>> begin Information supplied
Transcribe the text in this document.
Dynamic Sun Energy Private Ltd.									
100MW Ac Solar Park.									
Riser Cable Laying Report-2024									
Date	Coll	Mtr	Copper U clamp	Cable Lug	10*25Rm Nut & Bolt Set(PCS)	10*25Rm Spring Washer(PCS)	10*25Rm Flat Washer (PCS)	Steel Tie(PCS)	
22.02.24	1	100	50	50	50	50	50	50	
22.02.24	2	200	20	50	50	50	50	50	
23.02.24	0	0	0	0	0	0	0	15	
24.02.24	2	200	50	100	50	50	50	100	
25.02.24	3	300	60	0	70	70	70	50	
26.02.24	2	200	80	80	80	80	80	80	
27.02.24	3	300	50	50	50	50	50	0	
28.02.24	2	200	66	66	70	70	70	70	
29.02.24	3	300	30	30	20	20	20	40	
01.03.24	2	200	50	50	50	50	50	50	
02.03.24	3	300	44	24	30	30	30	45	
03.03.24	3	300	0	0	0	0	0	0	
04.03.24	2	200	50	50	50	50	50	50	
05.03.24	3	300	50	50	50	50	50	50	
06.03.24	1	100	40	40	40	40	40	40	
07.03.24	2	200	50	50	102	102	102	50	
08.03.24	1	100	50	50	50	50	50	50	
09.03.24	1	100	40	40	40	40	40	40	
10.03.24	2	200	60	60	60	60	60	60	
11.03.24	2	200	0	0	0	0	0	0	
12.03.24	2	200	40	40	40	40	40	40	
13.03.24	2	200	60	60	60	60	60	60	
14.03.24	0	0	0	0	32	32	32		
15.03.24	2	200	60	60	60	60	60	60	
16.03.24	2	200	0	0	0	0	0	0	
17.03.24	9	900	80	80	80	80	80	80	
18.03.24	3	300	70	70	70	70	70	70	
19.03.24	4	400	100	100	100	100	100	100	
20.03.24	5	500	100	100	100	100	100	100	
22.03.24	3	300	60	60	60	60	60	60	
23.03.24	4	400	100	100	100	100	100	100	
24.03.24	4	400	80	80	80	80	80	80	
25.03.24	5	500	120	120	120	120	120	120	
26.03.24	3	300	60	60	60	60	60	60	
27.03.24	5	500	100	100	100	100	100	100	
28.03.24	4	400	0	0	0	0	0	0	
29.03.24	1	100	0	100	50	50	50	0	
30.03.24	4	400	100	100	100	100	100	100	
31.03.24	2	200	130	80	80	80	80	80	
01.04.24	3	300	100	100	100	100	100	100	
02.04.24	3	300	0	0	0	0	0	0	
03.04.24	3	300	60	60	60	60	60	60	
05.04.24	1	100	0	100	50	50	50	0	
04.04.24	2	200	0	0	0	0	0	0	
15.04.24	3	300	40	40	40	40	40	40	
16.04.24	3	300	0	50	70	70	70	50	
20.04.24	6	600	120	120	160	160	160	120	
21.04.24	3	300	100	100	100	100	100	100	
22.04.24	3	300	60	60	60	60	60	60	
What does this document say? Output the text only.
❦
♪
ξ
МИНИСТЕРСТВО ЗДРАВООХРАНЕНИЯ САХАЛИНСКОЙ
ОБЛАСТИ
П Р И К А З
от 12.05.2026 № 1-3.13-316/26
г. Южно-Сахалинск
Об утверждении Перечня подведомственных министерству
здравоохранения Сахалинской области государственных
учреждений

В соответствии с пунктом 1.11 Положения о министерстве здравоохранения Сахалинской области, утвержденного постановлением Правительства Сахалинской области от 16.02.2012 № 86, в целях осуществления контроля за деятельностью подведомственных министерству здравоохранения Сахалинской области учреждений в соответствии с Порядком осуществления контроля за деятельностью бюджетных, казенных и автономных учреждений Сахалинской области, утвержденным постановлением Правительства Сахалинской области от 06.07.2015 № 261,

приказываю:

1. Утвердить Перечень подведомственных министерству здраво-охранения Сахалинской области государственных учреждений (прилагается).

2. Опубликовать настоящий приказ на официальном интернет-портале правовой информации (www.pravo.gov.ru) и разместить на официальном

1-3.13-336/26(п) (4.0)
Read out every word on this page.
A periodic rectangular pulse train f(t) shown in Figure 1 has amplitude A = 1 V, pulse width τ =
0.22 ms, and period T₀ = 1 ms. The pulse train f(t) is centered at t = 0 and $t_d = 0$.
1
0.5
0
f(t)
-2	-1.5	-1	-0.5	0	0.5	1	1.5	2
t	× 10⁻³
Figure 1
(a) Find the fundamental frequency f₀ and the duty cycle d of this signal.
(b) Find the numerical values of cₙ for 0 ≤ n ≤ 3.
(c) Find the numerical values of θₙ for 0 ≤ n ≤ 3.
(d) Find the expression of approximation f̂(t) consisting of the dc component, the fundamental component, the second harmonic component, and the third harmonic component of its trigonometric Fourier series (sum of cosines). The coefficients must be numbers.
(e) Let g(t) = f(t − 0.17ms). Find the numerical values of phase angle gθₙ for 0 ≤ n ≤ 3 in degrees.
>> end Information supplied
Copy each line holding the word "train" from the listing above.

A periodic rectangular pulse train f(t) shown in Figure 1 has amplitude A = 1 V, pulse width τ =
0.22 ms, and period T₀ = 1 ms. The pulse train f(t) is centered at t = 0 and $t_d = 0$.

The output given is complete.